__What to work on__
Will you transcribe all the entries word for word, skipping the pictures they hold?

__Entries supplied__
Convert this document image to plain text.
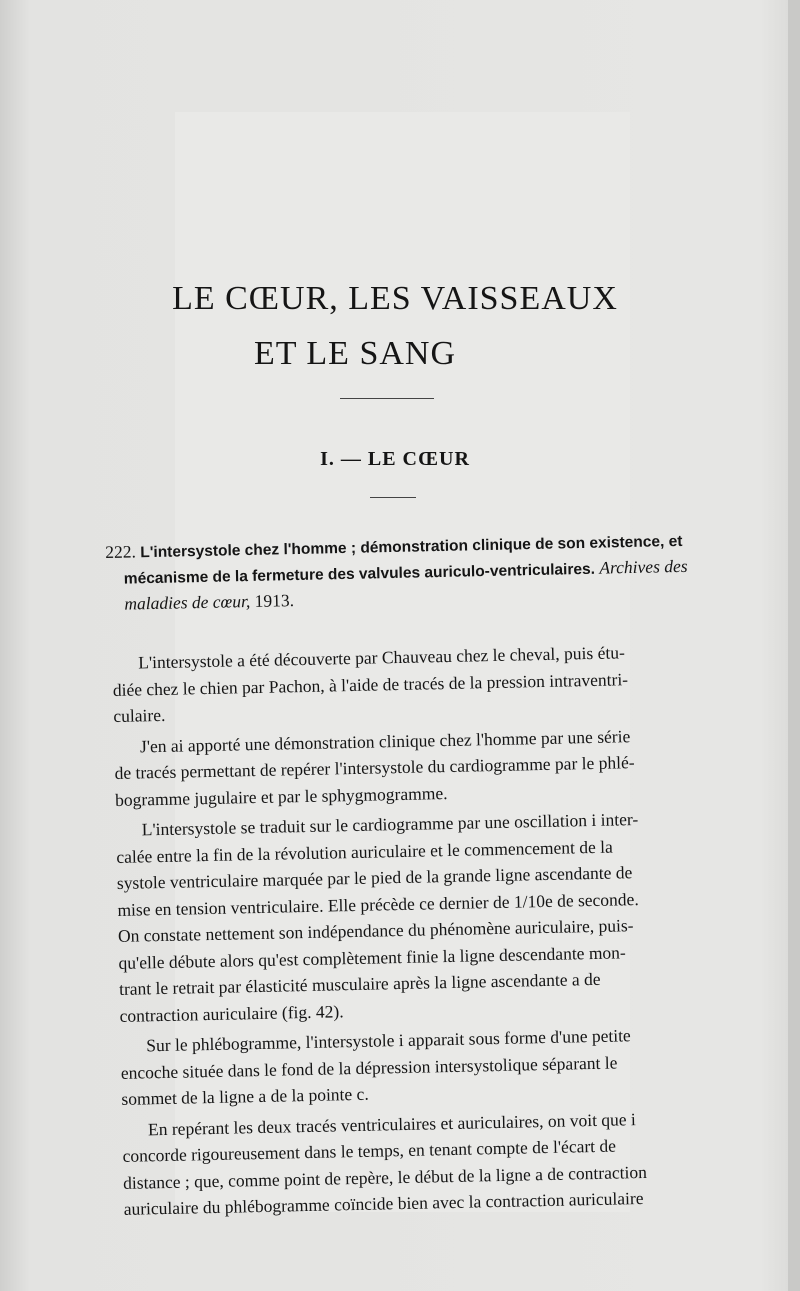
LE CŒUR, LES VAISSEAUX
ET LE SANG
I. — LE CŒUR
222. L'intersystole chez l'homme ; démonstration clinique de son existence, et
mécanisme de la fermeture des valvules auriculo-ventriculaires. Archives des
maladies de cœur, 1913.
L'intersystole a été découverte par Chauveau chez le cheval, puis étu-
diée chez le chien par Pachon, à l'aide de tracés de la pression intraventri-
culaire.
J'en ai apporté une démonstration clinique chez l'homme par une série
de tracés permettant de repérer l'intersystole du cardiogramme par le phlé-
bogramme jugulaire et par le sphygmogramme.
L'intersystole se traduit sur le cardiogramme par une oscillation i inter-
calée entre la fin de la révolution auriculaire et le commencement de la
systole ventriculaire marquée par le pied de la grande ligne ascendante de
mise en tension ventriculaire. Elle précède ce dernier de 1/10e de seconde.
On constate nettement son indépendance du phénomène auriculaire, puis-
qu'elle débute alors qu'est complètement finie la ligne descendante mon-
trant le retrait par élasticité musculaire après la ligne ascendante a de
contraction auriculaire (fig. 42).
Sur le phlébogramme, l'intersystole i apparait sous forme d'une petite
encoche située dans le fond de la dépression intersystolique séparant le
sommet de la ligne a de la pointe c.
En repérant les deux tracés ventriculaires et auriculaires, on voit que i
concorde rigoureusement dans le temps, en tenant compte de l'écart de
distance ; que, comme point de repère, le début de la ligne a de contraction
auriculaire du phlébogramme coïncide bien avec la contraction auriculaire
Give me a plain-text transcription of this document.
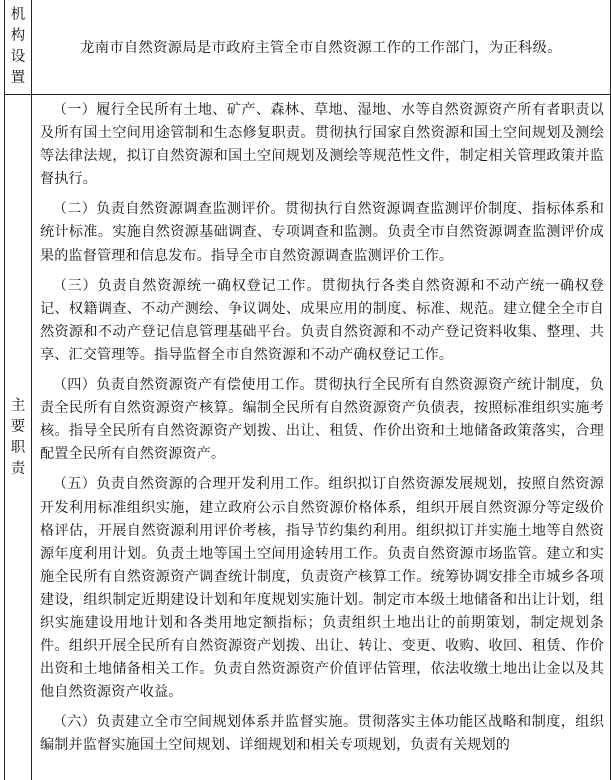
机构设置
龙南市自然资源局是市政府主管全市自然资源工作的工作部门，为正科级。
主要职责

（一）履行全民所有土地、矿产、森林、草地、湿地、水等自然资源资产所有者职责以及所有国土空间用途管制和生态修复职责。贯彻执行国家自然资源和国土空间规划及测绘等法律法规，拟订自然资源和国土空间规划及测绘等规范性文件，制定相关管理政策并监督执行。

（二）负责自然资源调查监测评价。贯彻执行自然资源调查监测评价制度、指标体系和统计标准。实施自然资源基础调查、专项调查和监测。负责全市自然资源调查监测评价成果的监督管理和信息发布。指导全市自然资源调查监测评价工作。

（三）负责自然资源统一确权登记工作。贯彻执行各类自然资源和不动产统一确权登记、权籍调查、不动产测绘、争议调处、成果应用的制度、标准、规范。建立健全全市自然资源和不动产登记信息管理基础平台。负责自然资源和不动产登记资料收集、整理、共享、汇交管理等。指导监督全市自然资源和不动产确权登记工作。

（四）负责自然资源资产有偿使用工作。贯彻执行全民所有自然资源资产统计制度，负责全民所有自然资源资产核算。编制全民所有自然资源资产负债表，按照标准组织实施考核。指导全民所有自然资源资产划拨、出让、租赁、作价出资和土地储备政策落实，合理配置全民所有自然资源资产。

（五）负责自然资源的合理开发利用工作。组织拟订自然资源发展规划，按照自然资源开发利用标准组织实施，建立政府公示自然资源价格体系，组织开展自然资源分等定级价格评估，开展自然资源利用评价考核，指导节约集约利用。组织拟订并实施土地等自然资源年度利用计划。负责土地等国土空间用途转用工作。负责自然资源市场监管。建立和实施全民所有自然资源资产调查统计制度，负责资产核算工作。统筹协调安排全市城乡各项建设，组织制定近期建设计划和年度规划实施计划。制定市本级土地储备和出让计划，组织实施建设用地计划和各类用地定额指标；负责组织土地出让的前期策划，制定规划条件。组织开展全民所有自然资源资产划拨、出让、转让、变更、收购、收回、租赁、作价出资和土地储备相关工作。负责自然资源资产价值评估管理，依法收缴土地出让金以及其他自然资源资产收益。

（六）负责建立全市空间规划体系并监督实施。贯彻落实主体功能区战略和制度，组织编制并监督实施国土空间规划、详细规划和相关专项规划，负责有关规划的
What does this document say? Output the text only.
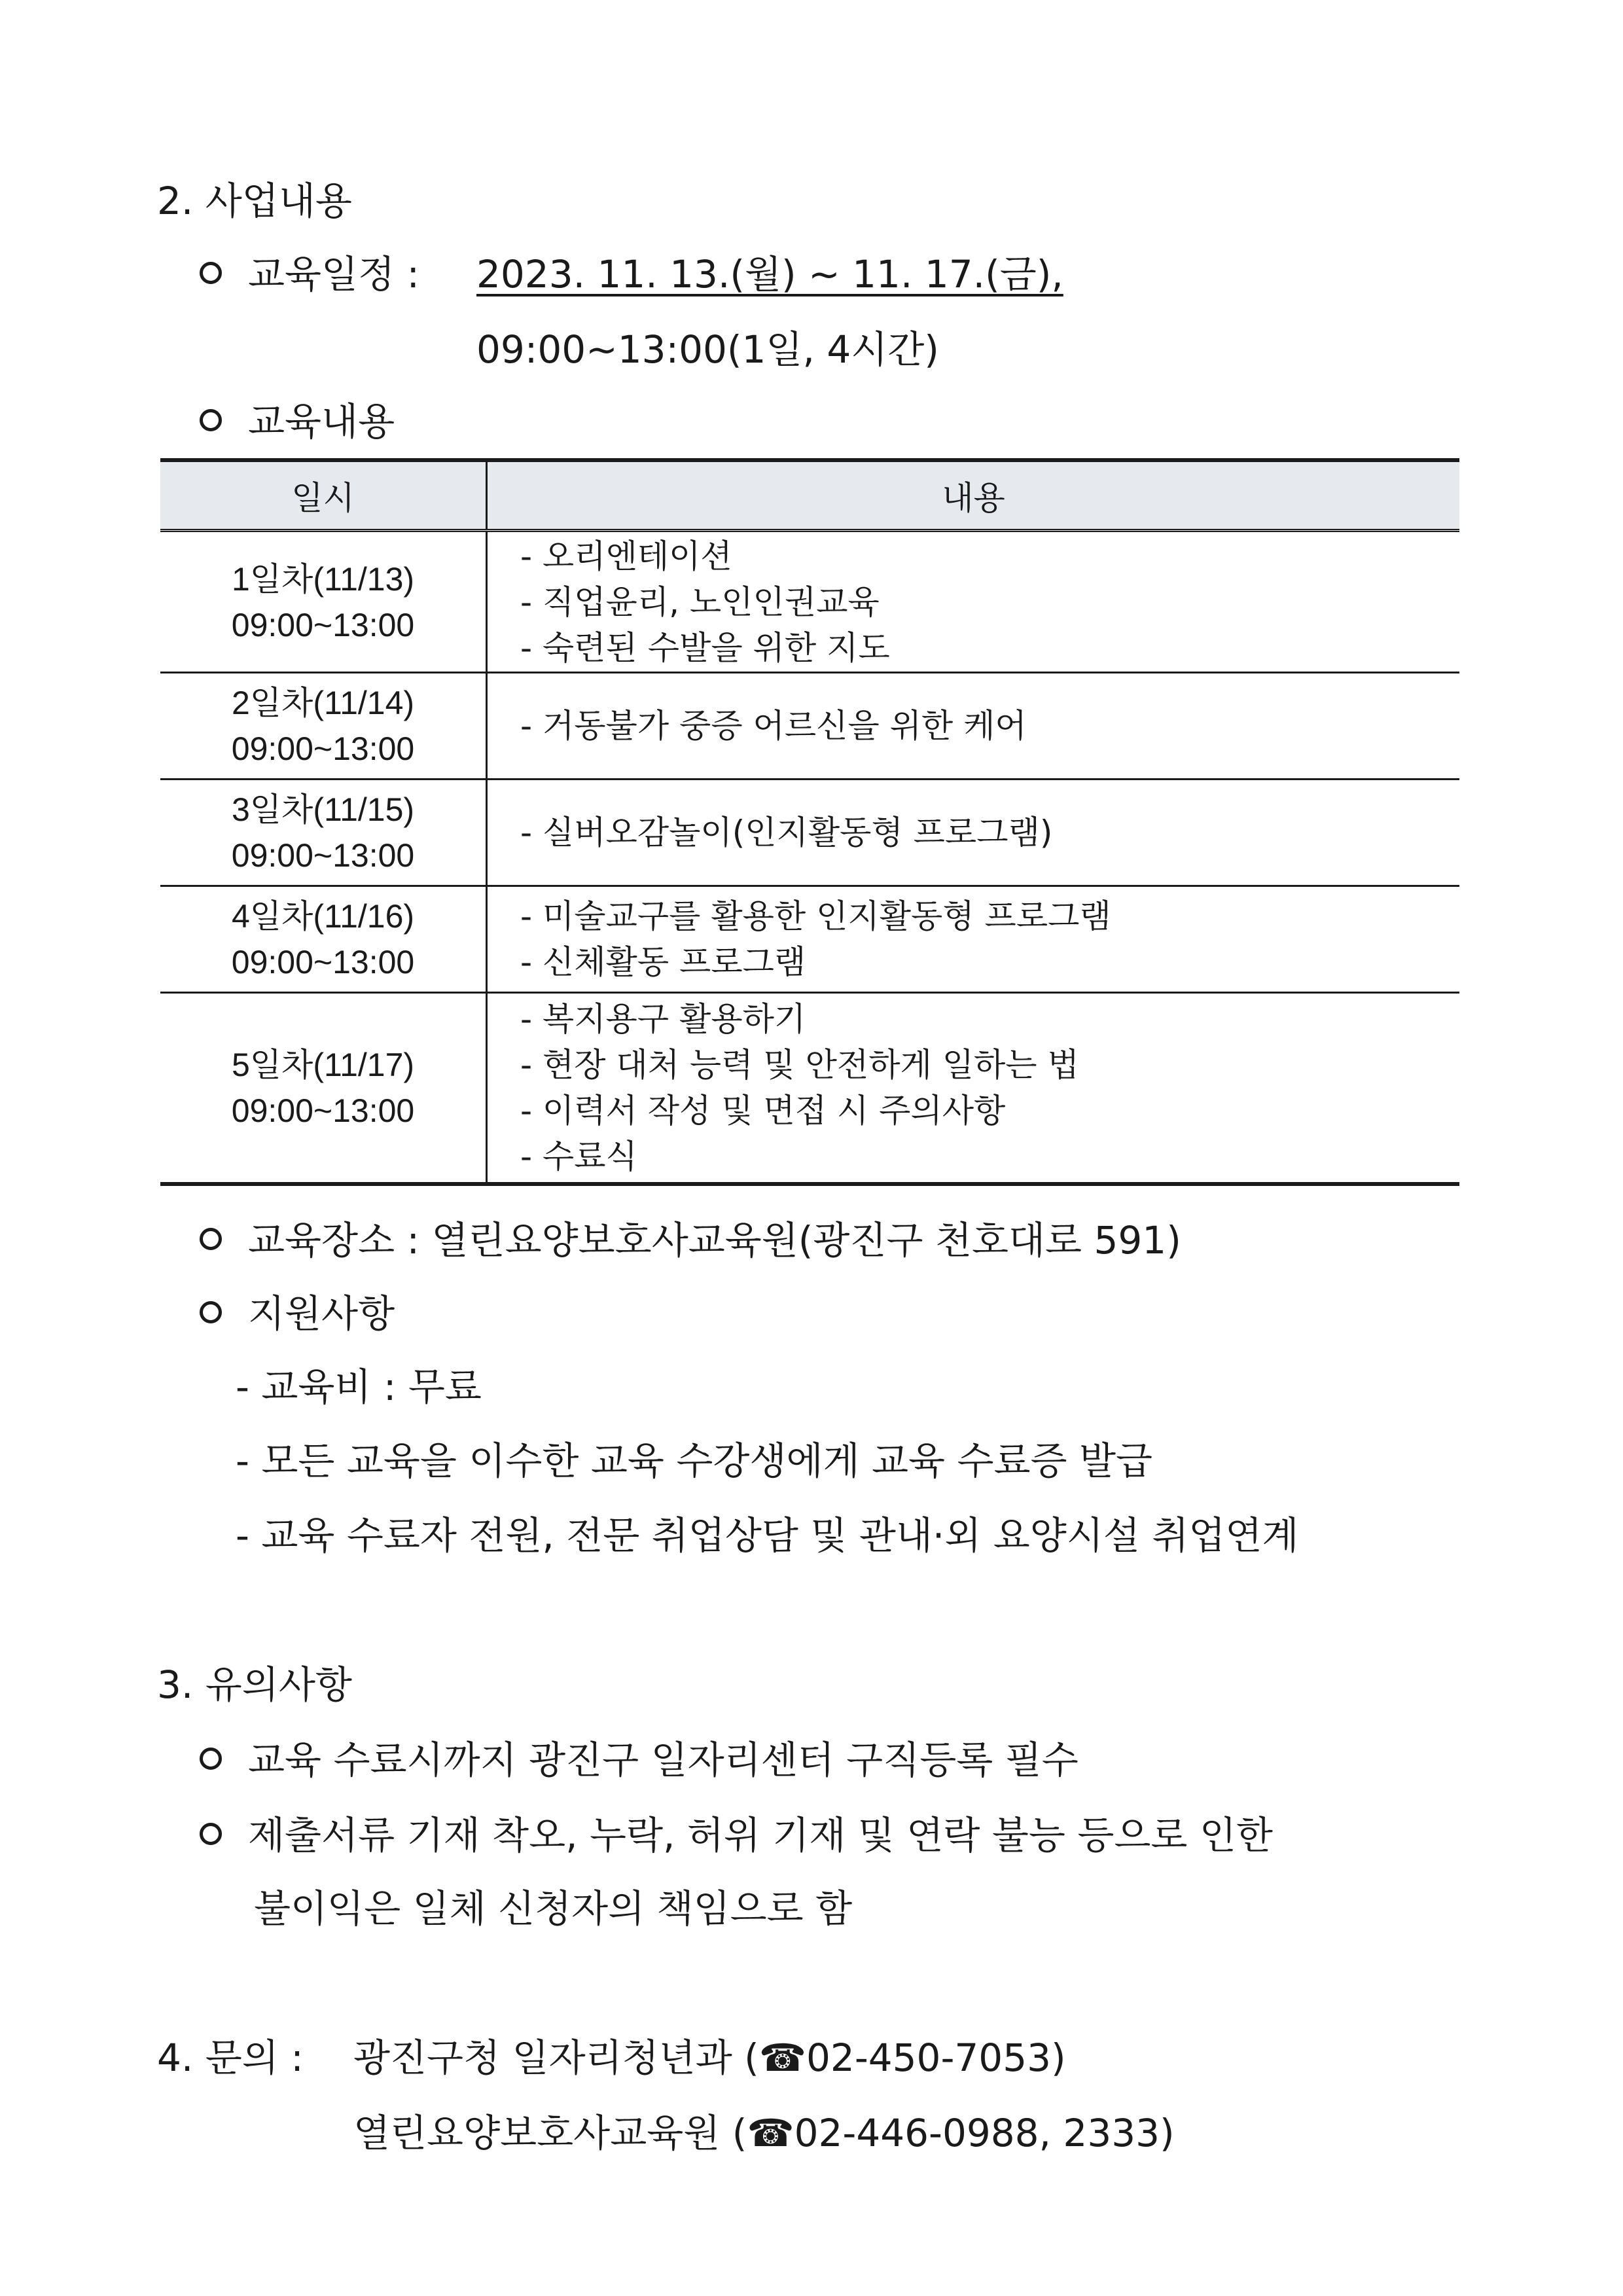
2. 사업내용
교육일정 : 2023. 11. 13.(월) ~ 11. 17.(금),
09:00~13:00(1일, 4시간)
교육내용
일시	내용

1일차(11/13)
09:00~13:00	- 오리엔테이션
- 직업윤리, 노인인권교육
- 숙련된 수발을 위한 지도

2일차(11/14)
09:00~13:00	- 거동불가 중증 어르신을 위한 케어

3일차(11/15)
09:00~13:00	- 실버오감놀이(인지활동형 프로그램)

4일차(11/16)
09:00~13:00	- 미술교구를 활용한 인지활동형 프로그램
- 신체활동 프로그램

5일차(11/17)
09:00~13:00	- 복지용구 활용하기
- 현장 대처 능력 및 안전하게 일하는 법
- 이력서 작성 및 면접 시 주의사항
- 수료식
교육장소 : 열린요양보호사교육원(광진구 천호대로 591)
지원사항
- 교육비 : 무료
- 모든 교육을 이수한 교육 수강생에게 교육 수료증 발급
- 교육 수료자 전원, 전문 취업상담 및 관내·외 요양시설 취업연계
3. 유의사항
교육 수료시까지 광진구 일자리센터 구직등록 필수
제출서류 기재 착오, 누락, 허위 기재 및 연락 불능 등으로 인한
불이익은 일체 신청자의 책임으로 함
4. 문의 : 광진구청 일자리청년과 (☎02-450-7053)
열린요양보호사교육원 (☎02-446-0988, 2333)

__Written response__
Convert this document image to plain text.
LE CŒUR, LES VAISSEAUX
ET LE SANG
I. — LE CŒUR
222. L'intersystole chez l'homme ; démonstration clinique de son existence, et
mécanisme de la fermeture des valvules auriculo-ventriculaires. Archives des
maladies de cœur, 1913.
L'intersystole a été découverte par Chauveau chez le cheval, puis étu-
diée chez le chien par Pachon, à l'aide de tracés de la pression intraventri-
culaire.
J'en ai apporté une démonstration clinique chez l'homme par une série
de tracés permettant de repérer l'intersystole du cardiogramme par le phlé-
bogramme jugulaire et par le sphygmogramme.
L'intersystole se traduit sur le cardiogramme par une oscillation i inter-
calée entre la fin de la révolution auriculaire et le commencement de la
systole ventriculaire marquée par le pied de la grande ligne ascendante de
mise en tension ventriculaire. Elle précède ce dernier de 1/10e de seconde.
On constate nettement son indépendance du phénomène auriculaire, puis-
qu'elle débute alors qu'est complètement finie la ligne descendante mon-
trant le retrait par élasticité musculaire après la ligne ascendante a de
contraction auriculaire (fig. 42).
Sur le phlébogramme, l'intersystole i apparait sous forme d'une petite
encoche située dans le fond de la dépression intersystolique séparant le
sommet de la ligne a de la pointe c.
En repérant les deux tracés ventriculaires et auriculaires, on voit que i
concorde rigoureusement dans le temps, en tenant compte de l'écart de
distance ; que, comme point de repère, le début de la ligne a de contraction
auriculaire du phlébogramme coïncide bien avec la contraction auriculaire
Give me a plain-text transcription of this document.
机构设置
龙南市自然资源局是市政府主管全市自然资源工作的工作部门，为正科级。
主要职责

（一）履行全民所有土地、矿产、森林、草地、湿地、水等自然资源资产所有者职责以及所有国土空间用途管制和生态修复职责。贯彻执行国家自然资源和国土空间规划及测绘等法律法规，拟订自然资源和国土空间规划及测绘等规范性文件，制定相关管理政策并监督执行。

（二）负责自然资源调查监测评价。贯彻执行自然资源调查监测评价制度、指标体系和统计标准。实施自然资源基础调查、专项调查和监测。负责全市自然资源调查监测评价成果的监督管理和信息发布。指导全市自然资源调查监测评价工作。

（三）负责自然资源统一确权登记工作。贯彻执行各类自然资源和不动产统一确权登记、权籍调查、不动产测绘、争议调处、成果应用的制度、标准、规范。建立健全全市自然资源和不动产登记信息管理基础平台。负责自然资源和不动产登记资料收集、整理、共享、汇交管理等。指导监督全市自然资源和不动产确权登记工作。

（四）负责自然资源资产有偿使用工作。贯彻执行全民所有自然资源资产统计制度，负责全民所有自然资源资产核算。编制全民所有自然资源资产负债表，按照标准组织实施考核。指导全民所有自然资源资产划拨、出让、租赁、作价出资和土地储备政策落实，合理配置全民所有自然资源资产。

（五）负责自然资源的合理开发利用工作。组织拟订自然资源发展规划，按照自然资源开发利用标准组织实施，建立政府公示自然资源价格体系，组织开展自然资源分等定级价格评估，开展自然资源利用评价考核，指导节约集约利用。组织拟订并实施土地等自然资源年度利用计划。负责土地等国土空间用途转用工作。负责自然资源市场监管。建立和实施全民所有自然资源资产调查统计制度，负责资产核算工作。统筹协调安排全市城乡各项建设，组织制定近期建设计划和年度规划实施计划。制定市本级土地储备和出让计划，组织实施建设用地计划和各类用地定额指标；负责组织土地出让的前期策划，制定规划条件。组织开展全民所有自然资源资产划拨、出让、转让、变更、收购、收回、租赁、作价出资和土地储备相关工作。负责自然资源资产价值评估管理，依法收缴土地出让金以及其他自然资源资产收益。

（六）负责建立全市空间规划体系并监督实施。贯彻落实主体功能区战略和制度，组织编制并监督实施国土空间规划、详细规划和相关专项规划，负责有关规划的
What does this document say? Output the text only.
2. 사업내용
교육일정 : 2023. 11. 13.(월) ~ 11. 17.(금),
09:00~13:00(1일, 4시간)
교육내용
일시	내용

1일차(11/13)
09:00~13:00	- 오리엔테이션
- 직업윤리, 노인인권교육
- 숙련된 수발을 위한 지도

2일차(11/14)
09:00~13:00	- 거동불가 중증 어르신을 위한 케어

3일차(11/15)
09:00~13:00	- 실버오감놀이(인지활동형 프로그램)

4일차(11/16)
09:00~13:00	- 미술교구를 활용한 인지활동형 프로그램
- 신체활동 프로그램

5일차(11/17)
09:00~13:00	- 복지용구 활용하기
- 현장 대처 능력 및 안전하게 일하는 법
- 이력서 작성 및 면접 시 주의사항
- 수료식
교육장소 : 열린요양보호사교육원(광진구 천호대로 591)
지원사항
- 교육비 : 무료
- 모든 교육을 이수한 교육 수강생에게 교육 수료증 발급
- 교육 수료자 전원, 전문 취업상담 및 관내·외 요양시설 취업연계
3. 유의사항
교육 수료시까지 광진구 일자리센터 구직등록 필수
제출서류 기재 착오, 누락, 허위 기재 및 연락 불능 등으로 인한
불이익은 일체 신청자의 책임으로 함
4. 문의 : 광진구청 일자리청년과 (☎02-450-7053)
열린요양보호사교육원 (☎02-446-0988, 2333)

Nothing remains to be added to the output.